▶ RAW RECORDS

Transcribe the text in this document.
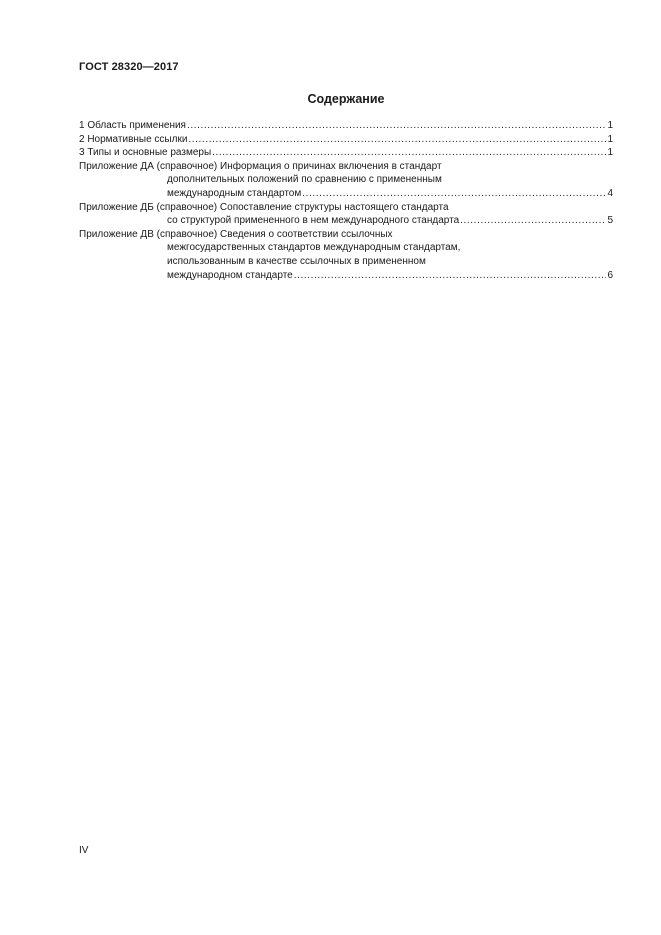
ГОСТ 28320—2017
Содержание
1 Область применения .....	1
2 Нормативные ссылки .....	1
3 Типы и основные размеры .....	1
Приложение ДА (справочное) Информация о причинах включения в стандарт
дополнительных положений по сравнению с примененным
международным стандартом .....	4
Приложение ДБ (справочное) Сопоставление структуры настоящего стандарта
со структурой примененного в нем международного стандарта .....	5
Приложение ДВ (справочное) Сведения о соответствии ссылочных
межгосударственных стандартов международным стандартам,
использованным в качестве ссылочных в примененном
международном стандарте .....	6
IV
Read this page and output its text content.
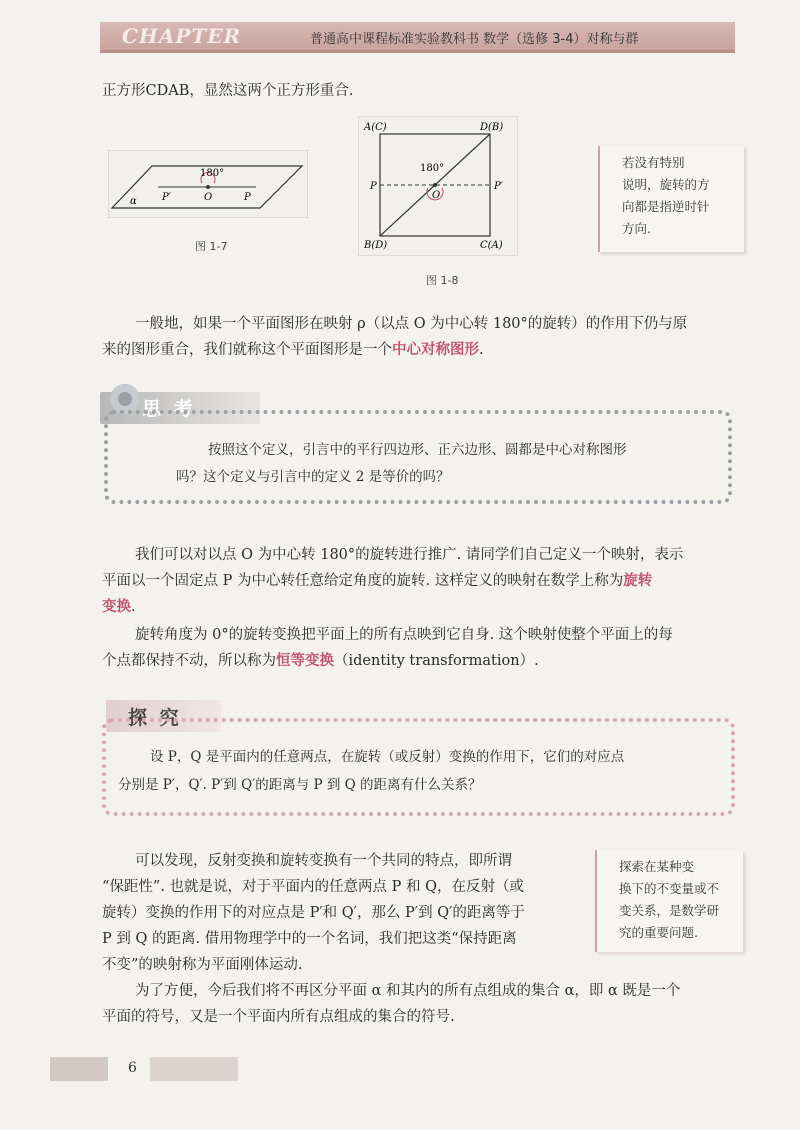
CHAPTER	普通高中课程标准实验教科书 数学（选修 3-4）对称与群
正方形CDAB，显然这两个正方形重合.
180°
α	P′	O	P
图 1-7
A(C)	D(B)
B(D)	C(A)
180°
P	P′
O
图 1-8
若没有特别
说明，旋转的方
向都是指逆时针
方向.
一般地，如果一个平面图形在映射 ρ（以点 O 为中心转 180°的旋转）的作用下仍与原
来的图形重合，我们就称这个平面图形是一个中心对称图形.
思 考
按照这个定义，引言中的平行四边形、正六边形、圆都是中心对称图形
吗？这个定义与引言中的定义 2 是等价的吗？
我们可以对以点 O 为中心转 180°的旋转进行推广. 请同学们自己定义一个映射，表示
平面以一个固定点 P 为中心转任意给定角度的旋转. 这样定义的映射在数学上称为旋转
变换.
旋转角度为 0°的旋转变换把平面上的所有点映到它自身. 这个映射使整个平面上的每
个点都保持不动，所以称为恒等变换（identity transformation）.
探 究
设 P，Q 是平面内的任意两点，在旋转（或反射）变换的作用下，它们的对应点
分别是 P′，Q′. P′到 Q′的距离与 P 到 Q 的距离有什么关系？
可以发现，反射变换和旋转变换有一个共同的特点，即所谓
“保距性”. 也就是说，对于平面内的任意两点 P 和 Q，在反射（或
旋转）变换的作用下的对应点是 P′和 Q′，那么 P′到 Q′的距离等于
P 到 Q 的距离. 借用物理学中的一个名词，我们把这类“保持距离
不变”的映射称为平面刚体运动.
探索在某种变
换下的不变量或不
变关系，是数学研
究的重要问题.
为了方便，今后我们将不再区分平面 α 和其内的所有点组成的集合 α，即 α 既是一个
平面的符号，又是一个平面内所有点组成的集合的符号.
6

▶ TASK PROMPT
Without the pictures, extract every entry verbatim.

▶ RESPONSE TO THIS TASK
Transcribe the text in this document.
ГОСТ 28320—2017
Содержание
1 Область применения .....	1
2 Нормативные ссылки .....	1
3 Типы и основные размеры .....	1
Приложение ДА (справочное) Информация о причинах включения в стандарт
дополнительных положений по сравнению с примененным
международным стандартом .....	4
Приложение ДБ (справочное) Сопоставление структуры настоящего стандарта
со структурой примененного в нем международного стандарта .....	5
Приложение ДВ (справочное) Сведения о соответствии ссылочных
межгосударственных стандартов международным стандартам,
использованным в качестве ссылочных в примененном
международном стандарте .....	6
IV
Read this page and output its text content.
CHAPTER	普通高中课程标准实验教科书 数学（选修 3-4）对称与群
正方形CDAB，显然这两个正方形重合.
180°
α	P′	O	P
图 1-7
A(C)	D(B)
B(D)	C(A)
180°
P	P′
O
图 1-8
若没有特别
说明，旋转的方
向都是指逆时针
方向.
一般地，如果一个平面图形在映射 ρ（以点 O 为中心转 180°的旋转）的作用下仍与原
来的图形重合，我们就称这个平面图形是一个中心对称图形.
思 考
按照这个定义，引言中的平行四边形、正六边形、圆都是中心对称图形
吗？这个定义与引言中的定义 2 是等价的吗？
我们可以对以点 O 为中心转 180°的旋转进行推广. 请同学们自己定义一个映射，表示
平面以一个固定点 P 为中心转任意给定角度的旋转. 这样定义的映射在数学上称为旋转
变换.
旋转角度为 0°的旋转变换把平面上的所有点映到它自身. 这个映射使整个平面上的每
个点都保持不动，所以称为恒等变换（identity transformation）.
探 究
设 P，Q 是平面内的任意两点，在旋转（或反射）变换的作用下，它们的对应点
分别是 P′，Q′. P′到 Q′的距离与 P 到 Q 的距离有什么关系？
可以发现，反射变换和旋转变换有一个共同的特点，即所谓
“保距性”. 也就是说，对于平面内的任意两点 P 和 Q，在反射（或
旋转）变换的作用下的对应点是 P′和 Q′，那么 P′到 Q′的距离等于
P 到 Q 的距离. 借用物理学中的一个名词，我们把这类“保持距离
不变”的映射称为平面刚体运动.
探索在某种变
换下的不变量或不
变关系，是数学研
究的重要问题.
为了方便，今后我们将不再区分平面 α 和其内的所有点组成的集合 α，即 α 既是一个
平面的符号，又是一个平面内所有点组成的集合的符号.
6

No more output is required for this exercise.